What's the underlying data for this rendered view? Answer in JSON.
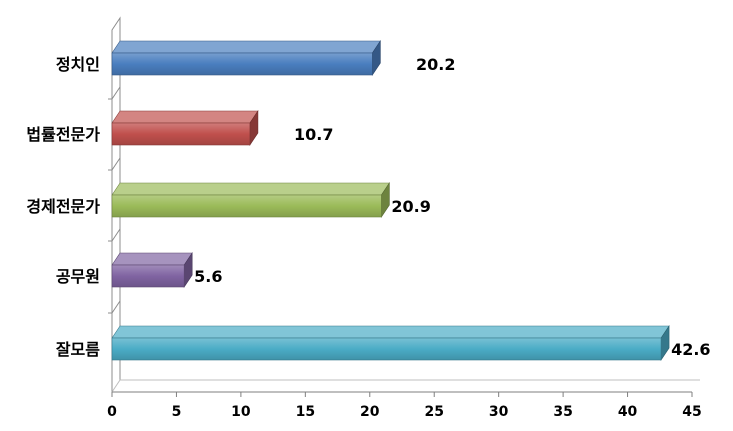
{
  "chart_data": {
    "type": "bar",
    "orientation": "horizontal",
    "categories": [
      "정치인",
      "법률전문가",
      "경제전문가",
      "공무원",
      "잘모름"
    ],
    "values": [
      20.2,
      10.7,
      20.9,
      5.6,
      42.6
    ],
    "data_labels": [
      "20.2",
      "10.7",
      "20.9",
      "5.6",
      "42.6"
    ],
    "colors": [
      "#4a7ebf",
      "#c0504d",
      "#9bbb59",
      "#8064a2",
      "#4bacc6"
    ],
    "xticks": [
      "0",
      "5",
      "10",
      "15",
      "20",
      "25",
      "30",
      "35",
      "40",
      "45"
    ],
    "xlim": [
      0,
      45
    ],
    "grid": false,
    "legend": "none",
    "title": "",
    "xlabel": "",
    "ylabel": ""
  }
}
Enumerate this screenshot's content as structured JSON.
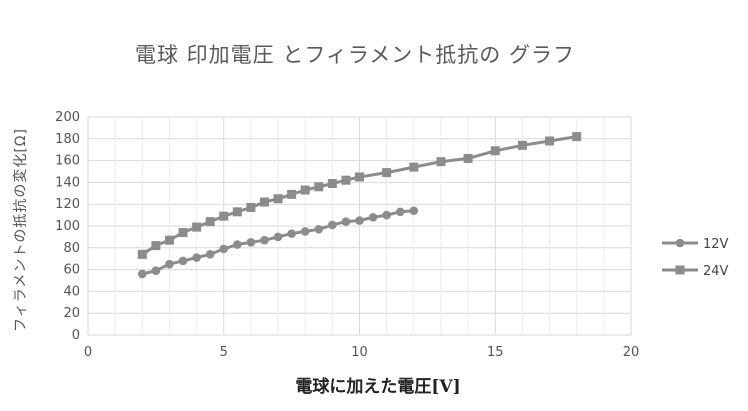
--------
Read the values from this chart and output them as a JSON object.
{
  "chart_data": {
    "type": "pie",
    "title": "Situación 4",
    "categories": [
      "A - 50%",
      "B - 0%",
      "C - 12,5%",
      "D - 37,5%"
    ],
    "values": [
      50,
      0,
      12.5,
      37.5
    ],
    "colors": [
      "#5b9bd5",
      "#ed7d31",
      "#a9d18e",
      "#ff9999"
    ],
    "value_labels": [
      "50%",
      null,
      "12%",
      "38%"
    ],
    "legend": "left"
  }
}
--------
Make an exact copy of the lines from the one holding "What's the underlying" through the one holding "Enumerate this screenshot's", end lines included, without the pictures.

What's the underlying data for this rendered view? Answer in JSON.
{
  "chart_data": {
    "type": "bar",
    "orientation": "horizontal",
    "categories": [
      "정치인",
      "법률전문가",
      "경제전문가",
      "공무원",
      "잘모름"
    ],
    "values": [
      20.2,
      10.7,
      20.9,
      5.6,
      42.6
    ],
    "data_labels": [
      "20.2",
      "10.7",
      "20.9",
      "5.6",
      "42.6"
    ],
    "colors": [
      "#4a7ebf",
      "#c0504d",
      "#9bbb59",
      "#8064a2",
      "#4bacc6"
    ],
    "xticks": [
      "0",
      "5",
      "10",
      "15",
      "20",
      "25",
      "30",
      "35",
      "40",
      "45"
    ],
    "xlim": [
      0,
      45
    ],
    "grid": false,
    "legend": "none",
    "title": "",
    "xlabel": "",
    "ylabel": ""
  }
}
Enumerate this screenshot's content as structured JSON.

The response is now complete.